How many lines of the data contain the string "price"? Treat case as significant, and give only the number.

Image region annotations:

--

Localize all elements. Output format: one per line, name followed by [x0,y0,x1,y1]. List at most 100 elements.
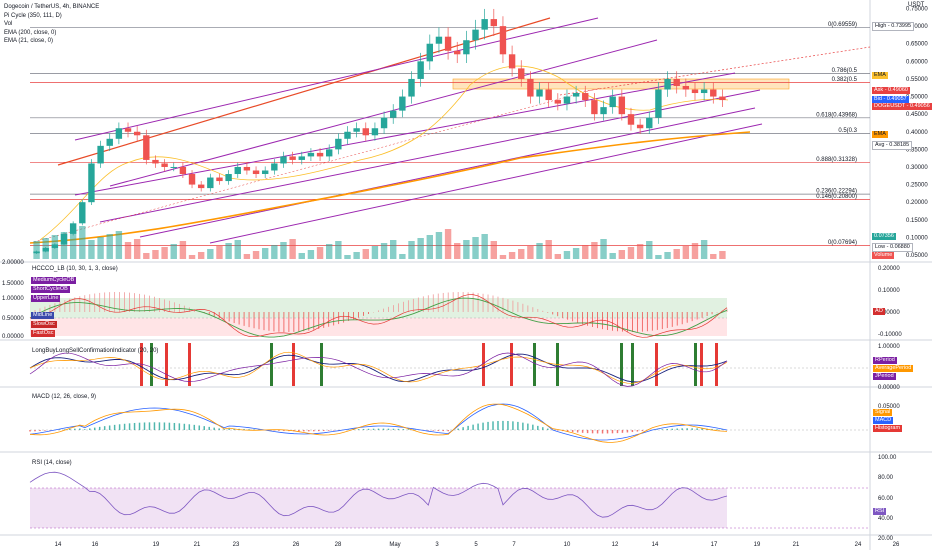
time-tick: 23 [233,542,240,548]
candle-body [307,152,315,157]
volume-bar [362,249,369,259]
candle-body [289,156,296,160]
legend-tag: JPeriod [873,373,896,380]
supply-zone [452,78,790,90]
legend-tag: Histogram [873,425,903,432]
volume-bar [444,229,452,259]
longbuy-title[interactable]: LongBuyLongSellConfirmationIndicator (20… [32,348,158,354]
legend-tag: EMA [872,131,888,138]
candle-body [499,26,507,55]
pane-tick: 1.00000 [878,344,900,350]
candle-body [179,166,187,175]
candle-body [188,174,196,185]
volume-bar [298,253,305,259]
volume-bar [51,235,59,259]
long-buy-signal-bars [140,343,718,386]
candle-body [335,138,342,150]
price-tick: 0.15000 [906,218,928,224]
candle-body [133,131,141,136]
volume-bar [380,243,388,259]
time-tick: 17 [711,542,718,548]
candle-body [582,93,589,101]
time-tick: 3 [435,542,439,548]
rsi-title[interactable]: RSI (14, close) [32,460,72,466]
volume-bar [133,239,141,259]
indicator-ema-21[interactable]: EMA (21, close, 0) [4,38,54,45]
candle-body [252,170,260,175]
volume-bar [554,254,562,259]
price-tick: 0.25000 [906,183,928,189]
candle-body [152,159,159,164]
currency-label: USDT [908,2,925,8]
volume-bar [710,254,717,259]
signal-bar [694,343,697,386]
macd-title[interactable]: MACD (12, 26, close, 9) [32,394,96,400]
price-tag: Low - 0.06880 [872,243,913,252]
candle-body [591,100,598,115]
volume-bar [508,252,516,259]
candle-body [572,93,580,97]
signal-bar [270,343,273,386]
rperiod-line [29,353,728,383]
volume-bar [655,255,662,259]
volume-bar [472,237,479,259]
pane-tick: 20.00 [878,536,894,542]
time-tick: 19 [754,542,761,548]
legend-tag: MidLine [31,312,55,319]
indicator-ema-200[interactable]: EMA (200, close, 0) [4,29,57,36]
volume-bar [289,239,296,259]
candle-body [234,166,241,175]
candle-body [508,54,516,69]
pane-tick: 100.00 [878,455,897,461]
rsi-line [29,471,728,518]
volume-bar [463,240,470,259]
candle-body [79,202,86,224]
indicator-pi-cycle[interactable]: Pi Cycle (350, 111, D) [4,12,62,19]
candle-body [563,96,571,104]
candle-body [454,50,461,55]
time-tick: 12 [612,542,619,548]
candle-body [106,138,113,146]
volume-bar [170,244,177,259]
volume-bar [33,241,40,259]
symbol-title[interactable]: Dogecoin / TetherUS, 4h, BINANCE [4,4,100,10]
volume-bar [161,247,168,259]
indicator-vol[interactable]: Vol [4,21,13,28]
legend-tag: UpperLine [31,295,61,302]
pane-tick: 0.10000 [878,288,900,294]
averageperiod-line [29,351,728,384]
volume-bar [682,246,690,259]
pane-tick: 0.05000 [878,404,900,410]
candle-body [197,184,205,189]
signal-bar [631,343,634,386]
signal-bar [533,343,536,386]
pane-tick: 0.50000 [2,316,24,322]
volume-bar [316,247,324,259]
macd-histogram [29,420,723,434]
volume-bar [371,246,379,259]
ema-200-line [29,131,751,244]
volume-bar [518,249,525,259]
volume-bar [271,245,278,259]
pane-tick: 0.00000 [878,310,900,316]
chart-legend: Dogecoin / TetherUS, 4h, BINANCE Pi Cycl… [4,3,99,46]
signal-bar [165,343,168,386]
price-axis[interactable]: 0.75000 0.70000 0.65000 0.60000 0.55000 0.500… [2,7,928,542]
candle-body [143,135,150,160]
volume-bar [69,229,77,259]
price-tick: 0.60000 [906,59,928,65]
volume-bar [499,255,507,259]
hccco-fast-line [29,294,728,338]
hccco-title[interactable]: HCCCO_LB (10, 30, 1, 3, close) [32,266,118,272]
time-axis[interactable]: 14 16 19 21 23 26 28 May 3 5 7 10 12 14 17 19 21 24 26 [55,542,900,548]
price-tick: 0.75000 [906,7,928,13]
volume-bar [280,242,287,259]
legend-tag: RPeriod [873,357,897,364]
signal-bar [700,343,703,386]
pane-tick: 40.00 [878,516,894,522]
fib-label: 0.382(0.5 [832,77,858,83]
candle-body [371,128,379,136]
volume-bar [618,250,626,259]
legend-tag: Signal [873,409,893,416]
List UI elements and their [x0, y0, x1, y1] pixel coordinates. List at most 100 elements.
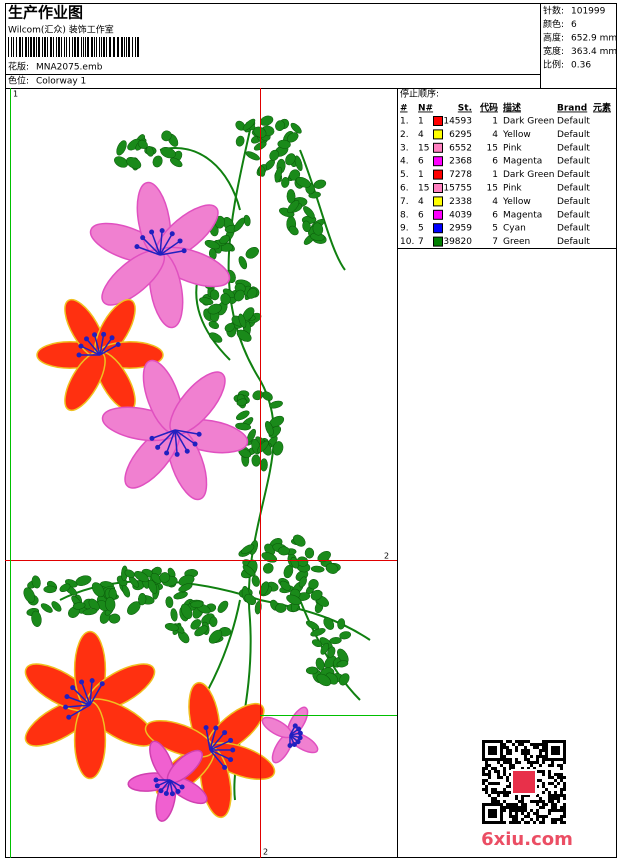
qr-module	[548, 800, 551, 803]
qr-module	[527, 761, 530, 764]
leaf	[286, 594, 302, 606]
qr-module	[506, 758, 509, 761]
qr-module	[515, 821, 518, 824]
stamen	[209, 749, 231, 761]
qr-module	[557, 800, 560, 803]
bar	[81, 37, 82, 57]
qr-module	[512, 806, 515, 809]
qr-module	[482, 782, 485, 785]
anther	[109, 335, 115, 341]
qr-module	[485, 788, 488, 791]
qr-module	[524, 758, 527, 761]
qr-module	[482, 773, 485, 776]
qr-module	[497, 782, 500, 785]
brand: Default	[557, 184, 590, 194]
qr-module	[551, 761, 554, 764]
qr-module	[560, 794, 563, 797]
bar	[137, 37, 139, 57]
bar	[94, 37, 95, 57]
anther	[297, 730, 303, 736]
qr-module	[551, 803, 554, 806]
qr-module	[548, 809, 551, 812]
leaf	[251, 575, 260, 587]
qr-module	[506, 752, 509, 755]
column-header: #	[400, 104, 408, 114]
anther	[292, 723, 298, 729]
watermark: 6xiu.com	[481, 829, 573, 850]
qr-module	[515, 761, 518, 764]
anther	[115, 342, 121, 347]
qr-module	[551, 800, 554, 803]
needle: 1	[418, 170, 424, 180]
qr-module	[509, 740, 512, 743]
qr-module	[521, 743, 524, 746]
qr-module	[536, 812, 539, 815]
column-header: 描述	[503, 102, 521, 114]
bar	[87, 37, 89, 57]
leaf	[146, 146, 154, 157]
code: 4	[492, 130, 498, 140]
row-index: 1.	[400, 117, 409, 127]
needle: 7	[418, 237, 424, 247]
leaf	[209, 616, 218, 628]
qr-module	[563, 788, 566, 791]
qr-module	[521, 767, 524, 770]
leaf	[275, 120, 285, 131]
qr-module	[485, 791, 488, 794]
brand: Default	[557, 210, 590, 220]
bar	[91, 37, 93, 57]
row-index: 10.	[400, 237, 414, 247]
bar	[8, 37, 9, 57]
qr-module	[491, 782, 494, 785]
stamen	[142, 237, 161, 256]
leaf	[292, 534, 306, 547]
leaf	[337, 618, 346, 630]
qr-finder-core	[551, 746, 560, 755]
stamen	[157, 429, 176, 448]
leaf	[295, 177, 311, 188]
qr-module	[551, 782, 554, 785]
bar	[69, 37, 70, 57]
qr-module	[518, 821, 521, 824]
leaf	[244, 593, 257, 606]
colorway-label: 色位:	[8, 75, 29, 87]
qr-module	[482, 767, 485, 770]
qr-module	[503, 809, 506, 812]
qr-module	[551, 821, 554, 824]
bar	[44, 37, 46, 57]
qr-module	[488, 782, 491, 785]
leaf	[105, 597, 116, 612]
leaf	[245, 247, 259, 259]
qr-module	[551, 806, 554, 809]
column-header: 代码	[479, 102, 498, 114]
leaf	[194, 625, 208, 637]
bar	[50, 37, 52, 57]
design-file: MNA2075.emb	[36, 63, 103, 73]
anther	[192, 441, 198, 447]
leaf	[277, 139, 291, 149]
stamen	[136, 245, 161, 256]
description: Cyan	[503, 224, 526, 234]
qr-module	[539, 770, 542, 773]
qr-module	[497, 776, 500, 779]
leaf	[259, 581, 269, 596]
bar	[30, 37, 32, 57]
qr-module	[542, 791, 545, 794]
leaf	[245, 151, 260, 161]
leaf	[82, 608, 98, 616]
anther	[92, 332, 98, 338]
qr-module	[545, 803, 548, 806]
leaf	[224, 323, 235, 332]
bar	[128, 37, 130, 57]
qr-module	[491, 767, 494, 770]
qr-module	[512, 764, 515, 767]
qr-module	[542, 755, 545, 758]
qr-module	[536, 803, 539, 806]
qr-module	[563, 776, 566, 779]
bar	[99, 37, 100, 57]
info-value: 0.36	[571, 61, 591, 71]
bar	[117, 37, 119, 57]
qr-module	[542, 770, 545, 773]
anther	[78, 343, 84, 349]
qr-module	[539, 797, 542, 800]
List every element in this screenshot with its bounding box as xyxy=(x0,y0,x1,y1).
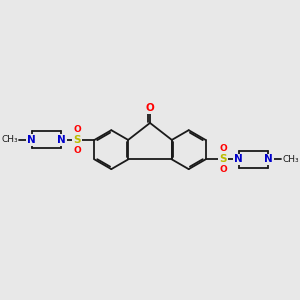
Text: N: N xyxy=(264,154,273,164)
Text: N: N xyxy=(234,154,243,164)
Text: O: O xyxy=(219,144,227,153)
Text: O: O xyxy=(219,165,227,174)
Text: O: O xyxy=(146,103,154,113)
Text: N: N xyxy=(57,135,66,145)
Text: N: N xyxy=(27,135,36,145)
Text: S: S xyxy=(73,135,81,145)
Text: CH₃: CH₃ xyxy=(282,155,299,164)
Text: O: O xyxy=(73,125,81,134)
Text: O: O xyxy=(73,146,81,155)
Text: S: S xyxy=(219,154,227,164)
Text: CH₃: CH₃ xyxy=(1,135,18,144)
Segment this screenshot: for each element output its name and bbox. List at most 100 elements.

--

Completed task: 6